Excerpted data =>

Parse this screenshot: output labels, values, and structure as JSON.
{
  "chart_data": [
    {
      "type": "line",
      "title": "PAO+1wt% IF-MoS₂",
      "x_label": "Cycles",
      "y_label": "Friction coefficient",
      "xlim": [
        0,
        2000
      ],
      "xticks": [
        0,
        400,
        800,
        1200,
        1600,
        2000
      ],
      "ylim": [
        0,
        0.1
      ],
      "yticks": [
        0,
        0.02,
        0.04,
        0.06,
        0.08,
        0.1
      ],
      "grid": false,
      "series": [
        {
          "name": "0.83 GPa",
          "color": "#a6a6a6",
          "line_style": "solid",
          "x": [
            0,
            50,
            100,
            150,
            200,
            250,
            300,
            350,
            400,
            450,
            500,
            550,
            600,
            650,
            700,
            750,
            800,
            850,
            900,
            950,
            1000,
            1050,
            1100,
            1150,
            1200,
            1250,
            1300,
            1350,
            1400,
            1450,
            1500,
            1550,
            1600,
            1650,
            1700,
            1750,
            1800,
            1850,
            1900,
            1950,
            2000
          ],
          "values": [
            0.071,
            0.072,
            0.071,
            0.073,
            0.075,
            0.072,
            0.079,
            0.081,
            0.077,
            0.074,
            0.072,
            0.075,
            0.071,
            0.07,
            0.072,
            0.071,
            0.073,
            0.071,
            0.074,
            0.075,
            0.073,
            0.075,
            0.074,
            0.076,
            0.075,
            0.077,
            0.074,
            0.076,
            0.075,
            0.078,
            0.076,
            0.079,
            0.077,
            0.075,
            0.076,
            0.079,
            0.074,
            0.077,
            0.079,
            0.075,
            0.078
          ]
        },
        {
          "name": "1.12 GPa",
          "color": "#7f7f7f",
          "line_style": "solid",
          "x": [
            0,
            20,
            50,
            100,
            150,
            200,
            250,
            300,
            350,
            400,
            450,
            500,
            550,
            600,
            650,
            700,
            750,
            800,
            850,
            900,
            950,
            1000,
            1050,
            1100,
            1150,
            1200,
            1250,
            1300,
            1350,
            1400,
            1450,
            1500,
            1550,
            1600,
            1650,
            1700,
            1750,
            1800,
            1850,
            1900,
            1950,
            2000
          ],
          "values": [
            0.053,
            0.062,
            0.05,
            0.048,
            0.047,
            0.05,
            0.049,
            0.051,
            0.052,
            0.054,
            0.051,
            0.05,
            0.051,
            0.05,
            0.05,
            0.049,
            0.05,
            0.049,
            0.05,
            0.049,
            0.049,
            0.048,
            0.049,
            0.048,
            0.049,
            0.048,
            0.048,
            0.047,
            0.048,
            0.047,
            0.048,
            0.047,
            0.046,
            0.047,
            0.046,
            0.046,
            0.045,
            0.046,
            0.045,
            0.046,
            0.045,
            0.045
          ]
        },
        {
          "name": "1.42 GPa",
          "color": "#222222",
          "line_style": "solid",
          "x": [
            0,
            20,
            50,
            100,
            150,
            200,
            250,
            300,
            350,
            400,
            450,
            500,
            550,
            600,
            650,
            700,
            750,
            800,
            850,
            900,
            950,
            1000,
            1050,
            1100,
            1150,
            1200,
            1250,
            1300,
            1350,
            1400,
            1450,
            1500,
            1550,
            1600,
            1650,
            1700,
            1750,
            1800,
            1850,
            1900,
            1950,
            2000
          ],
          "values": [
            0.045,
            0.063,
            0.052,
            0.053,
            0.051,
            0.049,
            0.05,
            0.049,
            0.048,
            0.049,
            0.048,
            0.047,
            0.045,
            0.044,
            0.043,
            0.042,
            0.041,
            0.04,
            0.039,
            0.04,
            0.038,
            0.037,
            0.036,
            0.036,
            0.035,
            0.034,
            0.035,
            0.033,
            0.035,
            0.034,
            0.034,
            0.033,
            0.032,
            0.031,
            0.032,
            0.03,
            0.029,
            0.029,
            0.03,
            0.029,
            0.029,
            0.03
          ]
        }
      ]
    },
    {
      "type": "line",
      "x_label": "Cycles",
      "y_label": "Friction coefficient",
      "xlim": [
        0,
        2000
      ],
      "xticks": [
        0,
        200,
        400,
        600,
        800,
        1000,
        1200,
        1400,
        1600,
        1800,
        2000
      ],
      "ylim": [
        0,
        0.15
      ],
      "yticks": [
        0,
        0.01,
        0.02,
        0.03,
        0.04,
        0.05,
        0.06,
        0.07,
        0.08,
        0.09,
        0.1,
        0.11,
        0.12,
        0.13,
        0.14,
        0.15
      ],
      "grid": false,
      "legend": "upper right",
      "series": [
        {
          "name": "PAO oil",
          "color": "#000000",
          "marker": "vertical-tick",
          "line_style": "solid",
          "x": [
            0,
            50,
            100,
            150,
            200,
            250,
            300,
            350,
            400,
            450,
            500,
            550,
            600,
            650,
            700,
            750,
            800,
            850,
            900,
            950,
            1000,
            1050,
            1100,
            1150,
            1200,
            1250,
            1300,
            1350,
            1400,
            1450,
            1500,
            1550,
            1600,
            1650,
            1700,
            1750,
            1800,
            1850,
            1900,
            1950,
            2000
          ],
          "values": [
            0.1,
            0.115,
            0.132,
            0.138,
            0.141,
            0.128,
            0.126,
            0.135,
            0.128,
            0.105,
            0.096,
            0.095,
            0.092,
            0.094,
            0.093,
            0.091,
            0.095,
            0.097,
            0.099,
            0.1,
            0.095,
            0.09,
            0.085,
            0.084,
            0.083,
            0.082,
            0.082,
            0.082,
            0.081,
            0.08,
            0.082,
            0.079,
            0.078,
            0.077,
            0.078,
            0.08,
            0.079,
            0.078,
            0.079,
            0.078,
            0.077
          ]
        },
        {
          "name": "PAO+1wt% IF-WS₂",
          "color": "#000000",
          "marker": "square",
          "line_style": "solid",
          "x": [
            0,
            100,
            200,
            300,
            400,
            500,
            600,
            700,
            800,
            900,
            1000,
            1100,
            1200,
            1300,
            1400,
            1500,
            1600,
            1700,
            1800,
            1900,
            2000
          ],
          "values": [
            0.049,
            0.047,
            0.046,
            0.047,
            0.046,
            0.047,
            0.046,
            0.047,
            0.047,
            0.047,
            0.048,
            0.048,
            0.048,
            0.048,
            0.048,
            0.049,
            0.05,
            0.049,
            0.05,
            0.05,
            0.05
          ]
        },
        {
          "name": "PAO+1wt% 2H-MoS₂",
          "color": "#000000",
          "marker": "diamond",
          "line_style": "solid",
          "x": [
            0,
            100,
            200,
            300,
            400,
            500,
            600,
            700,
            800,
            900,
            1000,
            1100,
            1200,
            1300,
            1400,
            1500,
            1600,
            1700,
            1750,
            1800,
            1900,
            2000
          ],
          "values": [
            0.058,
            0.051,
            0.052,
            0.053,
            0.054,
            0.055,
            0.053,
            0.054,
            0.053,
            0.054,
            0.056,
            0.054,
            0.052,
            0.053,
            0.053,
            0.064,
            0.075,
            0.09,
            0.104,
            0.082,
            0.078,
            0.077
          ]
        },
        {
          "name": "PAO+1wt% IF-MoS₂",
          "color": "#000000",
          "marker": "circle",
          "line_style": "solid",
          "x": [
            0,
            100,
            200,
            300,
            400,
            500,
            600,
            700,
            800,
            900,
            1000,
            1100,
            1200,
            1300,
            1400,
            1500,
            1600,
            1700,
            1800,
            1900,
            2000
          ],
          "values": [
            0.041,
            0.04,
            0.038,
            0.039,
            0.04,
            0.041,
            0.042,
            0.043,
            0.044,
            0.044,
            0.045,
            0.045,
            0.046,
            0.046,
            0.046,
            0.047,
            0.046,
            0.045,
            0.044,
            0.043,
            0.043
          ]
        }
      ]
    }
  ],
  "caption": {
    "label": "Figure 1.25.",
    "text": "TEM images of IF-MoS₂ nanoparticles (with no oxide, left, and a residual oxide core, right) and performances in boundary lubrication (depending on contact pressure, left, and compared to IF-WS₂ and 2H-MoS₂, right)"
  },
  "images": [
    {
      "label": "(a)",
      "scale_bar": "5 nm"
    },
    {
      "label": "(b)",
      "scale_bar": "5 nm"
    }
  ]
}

Exercise directions =>
Check every line of the material for the string "right" and give the number of lines that have it, without anything else.

Full answer =>
2